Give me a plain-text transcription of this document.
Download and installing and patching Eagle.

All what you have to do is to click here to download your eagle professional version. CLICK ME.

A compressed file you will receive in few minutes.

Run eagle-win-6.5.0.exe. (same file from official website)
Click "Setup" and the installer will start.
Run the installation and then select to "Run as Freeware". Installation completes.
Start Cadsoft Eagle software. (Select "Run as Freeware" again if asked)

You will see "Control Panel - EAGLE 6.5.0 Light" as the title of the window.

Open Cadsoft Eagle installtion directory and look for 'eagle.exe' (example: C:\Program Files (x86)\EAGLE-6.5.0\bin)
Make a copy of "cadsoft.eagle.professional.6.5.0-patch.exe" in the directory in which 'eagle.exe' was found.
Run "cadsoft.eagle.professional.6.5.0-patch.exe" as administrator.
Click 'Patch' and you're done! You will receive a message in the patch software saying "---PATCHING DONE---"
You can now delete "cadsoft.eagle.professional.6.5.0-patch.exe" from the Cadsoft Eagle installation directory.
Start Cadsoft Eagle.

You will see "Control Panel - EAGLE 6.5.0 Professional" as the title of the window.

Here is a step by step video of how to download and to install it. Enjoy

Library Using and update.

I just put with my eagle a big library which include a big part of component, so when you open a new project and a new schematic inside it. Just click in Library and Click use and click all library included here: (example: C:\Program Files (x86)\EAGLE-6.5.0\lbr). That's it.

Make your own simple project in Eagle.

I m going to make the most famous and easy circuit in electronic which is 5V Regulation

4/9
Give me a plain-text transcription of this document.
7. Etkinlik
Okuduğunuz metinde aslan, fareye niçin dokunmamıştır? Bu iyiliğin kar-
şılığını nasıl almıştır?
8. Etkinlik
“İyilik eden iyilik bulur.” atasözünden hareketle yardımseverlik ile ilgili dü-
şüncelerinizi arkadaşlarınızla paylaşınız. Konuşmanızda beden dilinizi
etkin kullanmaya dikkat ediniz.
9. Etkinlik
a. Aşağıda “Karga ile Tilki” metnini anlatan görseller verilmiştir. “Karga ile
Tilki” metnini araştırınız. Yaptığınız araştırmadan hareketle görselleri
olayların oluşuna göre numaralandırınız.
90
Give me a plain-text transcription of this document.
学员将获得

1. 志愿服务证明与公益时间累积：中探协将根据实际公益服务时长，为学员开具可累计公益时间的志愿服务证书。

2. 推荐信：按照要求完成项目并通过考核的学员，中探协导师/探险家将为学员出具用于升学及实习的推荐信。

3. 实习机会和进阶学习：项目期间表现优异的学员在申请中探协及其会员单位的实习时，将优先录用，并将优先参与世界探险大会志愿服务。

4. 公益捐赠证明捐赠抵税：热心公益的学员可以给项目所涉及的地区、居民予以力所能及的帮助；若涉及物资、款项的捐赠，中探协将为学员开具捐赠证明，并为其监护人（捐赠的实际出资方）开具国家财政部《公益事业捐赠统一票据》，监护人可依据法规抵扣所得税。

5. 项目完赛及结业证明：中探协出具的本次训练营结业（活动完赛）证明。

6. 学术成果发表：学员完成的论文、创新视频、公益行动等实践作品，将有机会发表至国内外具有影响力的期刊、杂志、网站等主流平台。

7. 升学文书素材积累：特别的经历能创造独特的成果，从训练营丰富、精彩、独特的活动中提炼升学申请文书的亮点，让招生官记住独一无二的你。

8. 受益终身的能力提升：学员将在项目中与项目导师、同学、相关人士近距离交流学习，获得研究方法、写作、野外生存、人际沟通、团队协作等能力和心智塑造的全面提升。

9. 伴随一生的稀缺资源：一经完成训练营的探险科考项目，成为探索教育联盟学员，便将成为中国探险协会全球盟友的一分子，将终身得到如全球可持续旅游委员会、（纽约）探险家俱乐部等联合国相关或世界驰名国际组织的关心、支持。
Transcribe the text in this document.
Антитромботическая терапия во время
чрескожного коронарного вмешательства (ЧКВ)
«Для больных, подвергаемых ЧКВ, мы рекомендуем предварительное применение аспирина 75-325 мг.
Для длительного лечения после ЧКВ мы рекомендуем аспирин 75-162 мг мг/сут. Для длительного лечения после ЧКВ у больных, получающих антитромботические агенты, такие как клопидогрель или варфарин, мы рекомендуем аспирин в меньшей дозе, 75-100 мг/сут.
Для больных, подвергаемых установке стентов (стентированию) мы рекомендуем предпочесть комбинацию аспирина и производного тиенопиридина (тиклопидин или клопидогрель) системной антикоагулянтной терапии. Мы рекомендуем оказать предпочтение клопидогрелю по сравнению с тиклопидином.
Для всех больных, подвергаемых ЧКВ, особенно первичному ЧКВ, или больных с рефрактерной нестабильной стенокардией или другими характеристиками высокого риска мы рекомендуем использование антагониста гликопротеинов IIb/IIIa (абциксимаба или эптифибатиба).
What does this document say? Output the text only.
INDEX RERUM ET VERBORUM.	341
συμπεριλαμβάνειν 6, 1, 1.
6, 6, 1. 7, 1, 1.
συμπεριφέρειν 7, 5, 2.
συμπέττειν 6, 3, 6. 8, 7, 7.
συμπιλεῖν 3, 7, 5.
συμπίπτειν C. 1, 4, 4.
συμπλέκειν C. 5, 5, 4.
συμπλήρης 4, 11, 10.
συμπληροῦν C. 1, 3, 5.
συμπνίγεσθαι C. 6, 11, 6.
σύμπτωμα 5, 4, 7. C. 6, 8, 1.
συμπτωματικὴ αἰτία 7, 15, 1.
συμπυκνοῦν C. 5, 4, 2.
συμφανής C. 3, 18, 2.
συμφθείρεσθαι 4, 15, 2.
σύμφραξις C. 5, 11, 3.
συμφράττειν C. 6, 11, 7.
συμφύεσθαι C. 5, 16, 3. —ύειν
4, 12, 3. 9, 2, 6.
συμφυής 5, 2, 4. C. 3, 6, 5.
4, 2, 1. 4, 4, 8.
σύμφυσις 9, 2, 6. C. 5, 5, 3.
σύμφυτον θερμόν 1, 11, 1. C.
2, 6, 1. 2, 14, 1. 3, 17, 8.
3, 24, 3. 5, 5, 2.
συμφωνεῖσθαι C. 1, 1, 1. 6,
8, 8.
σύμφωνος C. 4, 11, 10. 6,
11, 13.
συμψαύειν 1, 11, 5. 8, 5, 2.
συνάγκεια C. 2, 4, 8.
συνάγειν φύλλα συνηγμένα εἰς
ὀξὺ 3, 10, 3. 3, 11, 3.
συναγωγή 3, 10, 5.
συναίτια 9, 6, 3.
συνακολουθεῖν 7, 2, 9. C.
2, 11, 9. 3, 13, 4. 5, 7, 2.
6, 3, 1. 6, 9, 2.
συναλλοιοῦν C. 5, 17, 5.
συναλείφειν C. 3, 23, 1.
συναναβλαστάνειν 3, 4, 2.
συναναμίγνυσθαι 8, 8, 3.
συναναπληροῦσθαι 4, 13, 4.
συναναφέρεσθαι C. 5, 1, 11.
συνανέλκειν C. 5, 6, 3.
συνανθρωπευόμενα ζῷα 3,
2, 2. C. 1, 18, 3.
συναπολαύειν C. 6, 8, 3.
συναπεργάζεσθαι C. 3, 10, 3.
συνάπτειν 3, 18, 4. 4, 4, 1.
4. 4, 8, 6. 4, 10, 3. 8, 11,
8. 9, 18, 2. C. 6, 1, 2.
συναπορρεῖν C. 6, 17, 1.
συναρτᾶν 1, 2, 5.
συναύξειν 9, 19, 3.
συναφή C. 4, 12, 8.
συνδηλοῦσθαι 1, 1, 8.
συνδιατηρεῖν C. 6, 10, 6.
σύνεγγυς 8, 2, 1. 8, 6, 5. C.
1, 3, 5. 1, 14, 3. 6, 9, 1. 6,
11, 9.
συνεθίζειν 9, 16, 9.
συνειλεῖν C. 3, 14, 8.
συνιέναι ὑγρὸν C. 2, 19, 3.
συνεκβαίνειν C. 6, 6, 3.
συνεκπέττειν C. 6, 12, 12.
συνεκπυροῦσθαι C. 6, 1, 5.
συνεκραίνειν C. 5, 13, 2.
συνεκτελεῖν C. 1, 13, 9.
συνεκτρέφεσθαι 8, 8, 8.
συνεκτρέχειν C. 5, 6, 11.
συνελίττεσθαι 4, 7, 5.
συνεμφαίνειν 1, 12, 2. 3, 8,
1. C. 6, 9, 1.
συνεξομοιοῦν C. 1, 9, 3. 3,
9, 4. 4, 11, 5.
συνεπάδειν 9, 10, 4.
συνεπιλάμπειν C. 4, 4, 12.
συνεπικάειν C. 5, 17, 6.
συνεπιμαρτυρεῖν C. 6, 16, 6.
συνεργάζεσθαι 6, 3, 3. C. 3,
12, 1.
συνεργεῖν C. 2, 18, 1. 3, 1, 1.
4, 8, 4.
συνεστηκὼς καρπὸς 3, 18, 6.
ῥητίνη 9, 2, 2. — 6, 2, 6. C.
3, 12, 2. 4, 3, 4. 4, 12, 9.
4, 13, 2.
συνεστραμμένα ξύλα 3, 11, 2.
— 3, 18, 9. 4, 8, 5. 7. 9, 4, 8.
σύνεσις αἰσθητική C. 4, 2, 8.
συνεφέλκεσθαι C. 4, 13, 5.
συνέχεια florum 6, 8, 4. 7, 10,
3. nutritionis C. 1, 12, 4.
-------------------------
AIM OF THE TASK: Of the lines above, copy each that contains "which".

SOLUTION:
Make a copy of "cadsoft.eagle.professional.6.5.0-patch.exe" in the directory in which 'eagle.exe' was found.
I just put with my eagle a big library which include a big part of component, so when you open a new project and a new schematic inside it. Just click in Library and Click use and click all library included here: (example: C:\Program Files (x86)\EAGLE-6.5.0\lbr). That's it.
I m going to make the most famous and easy circuit in electronic which is 5V Regulation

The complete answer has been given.